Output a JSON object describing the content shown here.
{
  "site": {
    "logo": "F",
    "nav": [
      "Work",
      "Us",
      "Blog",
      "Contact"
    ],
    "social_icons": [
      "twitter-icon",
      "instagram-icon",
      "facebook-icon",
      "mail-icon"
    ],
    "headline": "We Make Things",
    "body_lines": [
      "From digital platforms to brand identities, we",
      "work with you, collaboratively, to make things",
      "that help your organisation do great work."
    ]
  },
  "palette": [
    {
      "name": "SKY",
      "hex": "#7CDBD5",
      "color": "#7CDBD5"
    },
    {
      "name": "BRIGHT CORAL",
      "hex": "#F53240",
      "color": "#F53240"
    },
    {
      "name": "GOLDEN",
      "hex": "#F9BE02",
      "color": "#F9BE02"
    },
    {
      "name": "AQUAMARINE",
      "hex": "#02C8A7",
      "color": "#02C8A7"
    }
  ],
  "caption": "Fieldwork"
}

========================================================================

▶ [What you should do]: All lines holding the word "color" should be picked out and copied.

▶ [Exercise response]:
      "color": "#7CDBD5"
      "color": "#F53240"
      "color": "#F9BE02"
      "color": "#02C8A7"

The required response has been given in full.